Write the material out again, line by line, exactly as it is.

■ **RECORDS SUPPLIED**
[BEGIN]

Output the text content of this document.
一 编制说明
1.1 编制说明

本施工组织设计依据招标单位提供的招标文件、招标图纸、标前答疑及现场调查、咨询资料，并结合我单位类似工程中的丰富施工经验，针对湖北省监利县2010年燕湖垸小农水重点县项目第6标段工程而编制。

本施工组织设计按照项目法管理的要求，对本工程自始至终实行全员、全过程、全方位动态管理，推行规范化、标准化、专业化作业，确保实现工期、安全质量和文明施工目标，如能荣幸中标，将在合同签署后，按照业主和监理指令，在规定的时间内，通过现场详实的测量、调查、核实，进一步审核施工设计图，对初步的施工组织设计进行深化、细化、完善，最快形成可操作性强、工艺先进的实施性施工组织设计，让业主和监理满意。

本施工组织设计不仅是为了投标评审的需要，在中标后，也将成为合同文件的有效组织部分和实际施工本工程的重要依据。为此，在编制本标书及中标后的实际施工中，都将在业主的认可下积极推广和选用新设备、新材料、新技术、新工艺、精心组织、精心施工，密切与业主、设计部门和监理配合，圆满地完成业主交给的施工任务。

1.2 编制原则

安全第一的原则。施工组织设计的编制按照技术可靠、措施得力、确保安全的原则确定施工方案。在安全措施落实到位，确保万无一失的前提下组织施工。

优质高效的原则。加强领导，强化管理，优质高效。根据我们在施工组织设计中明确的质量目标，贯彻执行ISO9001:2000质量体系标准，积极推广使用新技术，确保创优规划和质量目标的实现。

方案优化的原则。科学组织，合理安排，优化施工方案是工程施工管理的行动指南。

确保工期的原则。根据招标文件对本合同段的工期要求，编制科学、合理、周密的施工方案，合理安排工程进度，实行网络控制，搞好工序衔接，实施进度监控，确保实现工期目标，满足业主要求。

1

[END]

■ **EXERCISE RESULT**
Output the text content of this document.
一 编制说明
1.1 编制说明

本施工组织设计依据招标单位提供的招标文件、招标图纸、标前答疑及现场调查、咨询资料，并结合我单位类似工程中的丰富施工经验，针对湖北省监利县2010年燕湖垸小农水重点县项目第6标段工程而编制。

本施工组织设计按照项目法管理的要求，对本工程自始至终实行全员、全过程、全方位动态管理，推行规范化、标准化、专业化作业，确保实现工期、安全质量和文明施工目标，如能荣幸中标，将在合同签署后，按照业主和监理指令，在规定的时间内，通过现场详实的测量、调查、核实，进一步审核施工设计图，对初步的施工组织设计进行深化、细化、完善，最快形成可操作性强、工艺先进的实施性施工组织设计，让业主和监理满意。

本施工组织设计不仅是为了投标评审的需要，在中标后，也将成为合同文件的有效组织部分和实际施工本工程的重要依据。为此，在编制本标书及中标后的实际施工中，都将在业主的认可下积极推广和选用新设备、新材料、新技术、新工艺、精心组织、精心施工，密切与业主、设计部门和监理配合，圆满地完成业主交给的施工任务。

1.2 编制原则

安全第一的原则。施工组织设计的编制按照技术可靠、措施得力、确保安全的原则确定施工方案。在安全措施落实到位，确保万无一失的前提下组织施工。

优质高效的原则。加强领导，强化管理，优质高效。根据我们在施工组织设计中明确的质量目标，贯彻执行ISO9001:2000质量体系标准，积极推广使用新技术，确保创优规划和质量目标的实现。

方案优化的原则。科学组织，合理安排，优化施工方案是工程施工管理的行动指南。

确保工期的原则。根据招标文件对本合同段的工期要求，编制科学、合理、周密的施工方案，合理安排工程进度，实行网络控制，搞好工序衔接，实施进度监控，确保实现工期目标，满足业主要求。

1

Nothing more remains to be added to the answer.